[Goal]
The records underneath are to be repeated exactly, with the pictures left out.

───

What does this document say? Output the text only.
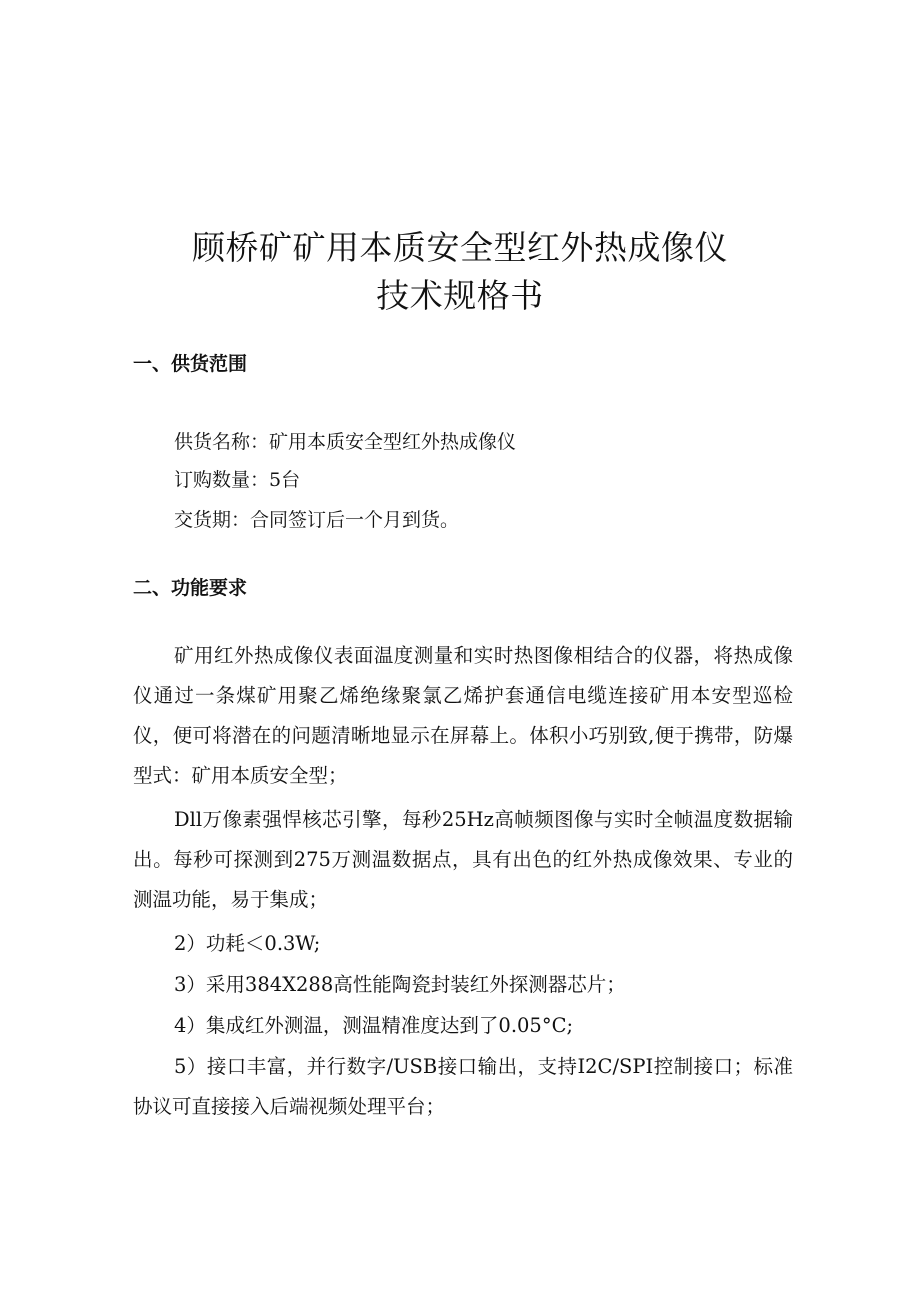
顾桥矿矿用本质安全型红外热成像仪
技术规格书
一、供货范围
供货名称：矿用本质安全型红外热成像仪
订购数量：5台
交货期：合同签订后一个月到货。
二、功能要求
矿用红外热成像仪表面温度测量和实时热图像相结合的仪器，将热成像仪通过一条煤矿用聚乙烯绝缘聚氯乙烯护套通信电缆连接矿用本安型巡检仪，便可将潜在的问题清晰地显示在屏幕上。体积小巧别致,便于携带，防爆型式：矿用本质安全型；
Dll万像素强悍核芯引擎，每秒25Hz高帧频图像与实时全帧温度数据输出。每秒可探测到275万测温数据点，具有出色的红外热成像效果、专业的测温功能，易于集成；
2）功耗＜0.3W;
3）采用384X288高性能陶瓷封装红外探测器芯片；
4）集成红外测温，测温精准度达到了0.05°C;
5）接口丰富，并行数字/USB接口输出，支持I2C/SPI控制接口；标准协议可直接接入后端视频处理平台；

───

[Output of the exercise]
What does this document say? Output the text only.
顾桥矿矿用本质安全型红外热成像仪
技术规格书
一、供货范围
供货名称：矿用本质安全型红外热成像仪
订购数量：5台
交货期：合同签订后一个月到货。
二、功能要求
矿用红外热成像仪表面温度测量和实时热图像相结合的仪器，将热成像仪通过一条煤矿用聚乙烯绝缘聚氯乙烯护套通信电缆连接矿用本安型巡检仪，便可将潜在的问题清晰地显示在屏幕上。体积小巧别致,便于携带，防爆型式：矿用本质安全型；
Dll万像素强悍核芯引擎，每秒25Hz高帧频图像与实时全帧温度数据输出。每秒可探测到275万测温数据点，具有出色的红外热成像效果、专业的测温功能，易于集成；
2）功耗＜0.3W;
3）采用384X288高性能陶瓷封装红外探测器芯片；
4）集成红外测温，测温精准度达到了0.05°C;
5）接口丰富，并行数字/USB接口输出，支持I2C/SPI控制接口；标准协议可直接接入后端视频处理平台；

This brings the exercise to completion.